Given instruction
Pick every line from the data that holds the word "Специалисты".

[Collected data]
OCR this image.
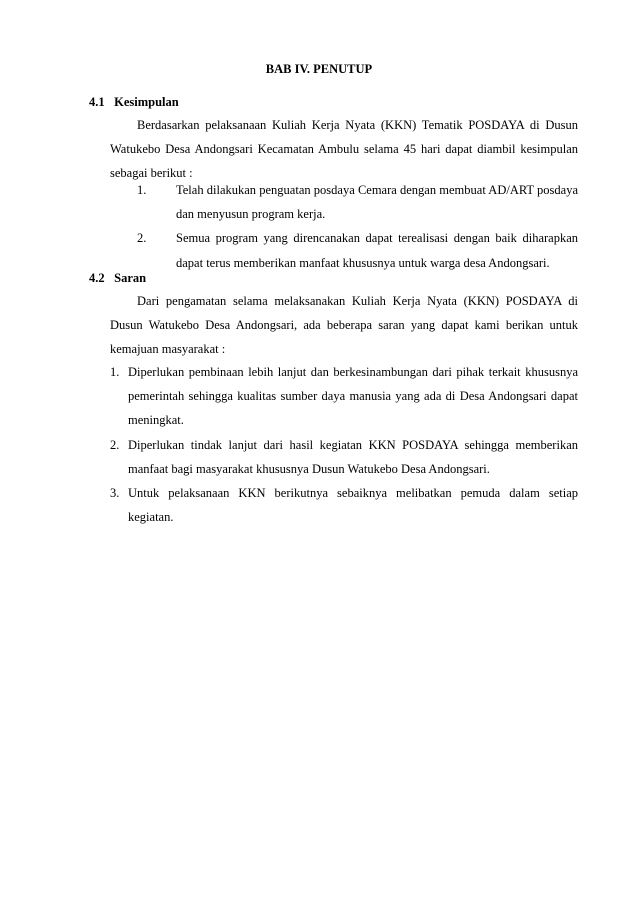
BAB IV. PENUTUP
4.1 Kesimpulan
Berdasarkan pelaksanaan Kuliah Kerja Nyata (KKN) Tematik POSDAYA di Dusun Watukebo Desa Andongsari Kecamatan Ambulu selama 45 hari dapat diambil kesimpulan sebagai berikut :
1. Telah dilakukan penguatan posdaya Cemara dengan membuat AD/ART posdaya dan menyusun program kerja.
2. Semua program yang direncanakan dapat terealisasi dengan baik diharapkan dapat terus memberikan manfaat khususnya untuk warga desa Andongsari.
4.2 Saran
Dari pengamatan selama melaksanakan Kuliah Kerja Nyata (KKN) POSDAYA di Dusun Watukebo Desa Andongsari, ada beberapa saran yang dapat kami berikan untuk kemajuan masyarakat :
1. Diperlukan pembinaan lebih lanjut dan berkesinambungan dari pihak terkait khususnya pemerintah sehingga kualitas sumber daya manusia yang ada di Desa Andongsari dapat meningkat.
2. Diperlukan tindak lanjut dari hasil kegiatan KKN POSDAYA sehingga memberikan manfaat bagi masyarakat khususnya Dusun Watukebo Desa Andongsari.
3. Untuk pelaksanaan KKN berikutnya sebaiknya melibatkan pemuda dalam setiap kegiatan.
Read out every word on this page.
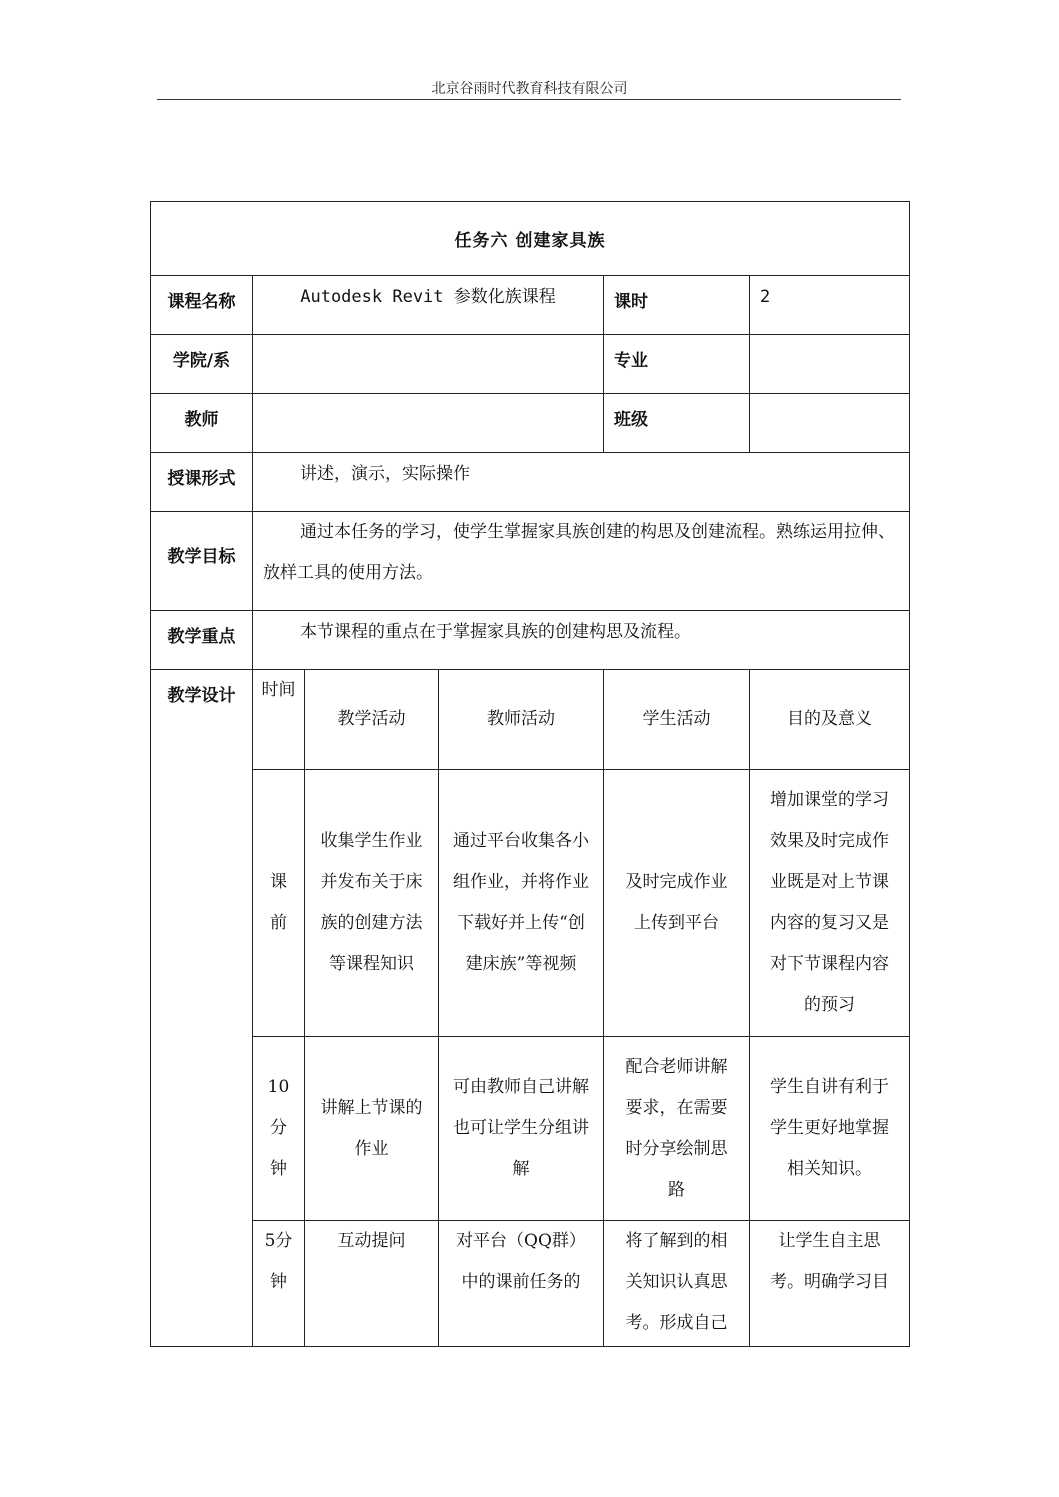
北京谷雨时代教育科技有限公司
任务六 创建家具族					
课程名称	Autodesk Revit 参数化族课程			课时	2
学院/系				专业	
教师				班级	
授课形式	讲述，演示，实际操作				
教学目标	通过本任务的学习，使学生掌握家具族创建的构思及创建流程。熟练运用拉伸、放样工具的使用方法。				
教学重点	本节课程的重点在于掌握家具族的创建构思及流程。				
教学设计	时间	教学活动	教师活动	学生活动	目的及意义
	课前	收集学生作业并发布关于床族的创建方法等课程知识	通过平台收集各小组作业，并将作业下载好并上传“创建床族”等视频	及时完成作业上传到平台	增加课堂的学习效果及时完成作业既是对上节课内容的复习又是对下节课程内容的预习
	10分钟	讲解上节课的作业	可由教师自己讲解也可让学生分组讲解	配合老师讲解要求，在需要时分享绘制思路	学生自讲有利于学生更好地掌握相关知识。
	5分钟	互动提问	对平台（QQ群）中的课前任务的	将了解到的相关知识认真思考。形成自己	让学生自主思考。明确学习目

* * *

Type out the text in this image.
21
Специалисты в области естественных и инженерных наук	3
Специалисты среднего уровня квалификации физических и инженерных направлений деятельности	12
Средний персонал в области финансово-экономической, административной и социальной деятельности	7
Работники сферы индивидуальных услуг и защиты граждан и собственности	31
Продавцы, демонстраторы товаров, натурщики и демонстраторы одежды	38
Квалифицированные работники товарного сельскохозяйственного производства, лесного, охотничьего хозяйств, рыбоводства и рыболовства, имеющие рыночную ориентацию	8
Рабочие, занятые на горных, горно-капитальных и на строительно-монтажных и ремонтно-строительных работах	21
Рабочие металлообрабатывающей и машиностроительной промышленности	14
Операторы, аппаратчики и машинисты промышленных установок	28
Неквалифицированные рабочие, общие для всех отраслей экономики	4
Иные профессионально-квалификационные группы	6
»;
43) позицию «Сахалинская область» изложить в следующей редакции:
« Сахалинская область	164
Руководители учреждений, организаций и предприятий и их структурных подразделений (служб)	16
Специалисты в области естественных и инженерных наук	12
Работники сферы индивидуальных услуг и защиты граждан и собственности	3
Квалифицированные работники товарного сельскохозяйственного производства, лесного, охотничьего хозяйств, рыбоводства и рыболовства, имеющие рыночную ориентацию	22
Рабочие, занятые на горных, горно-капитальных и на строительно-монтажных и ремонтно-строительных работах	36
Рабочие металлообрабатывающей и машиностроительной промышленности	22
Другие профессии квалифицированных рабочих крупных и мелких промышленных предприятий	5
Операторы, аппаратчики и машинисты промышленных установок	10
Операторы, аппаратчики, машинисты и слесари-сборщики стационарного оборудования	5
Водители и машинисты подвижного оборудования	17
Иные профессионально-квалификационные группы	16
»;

Exercise answer
Специалисты в области естественных и инженерных наук	3
Специалисты среднего уровня квалификации физических и инженерных направлений деятельности	12
Специалисты в области естественных и инженерных наук	12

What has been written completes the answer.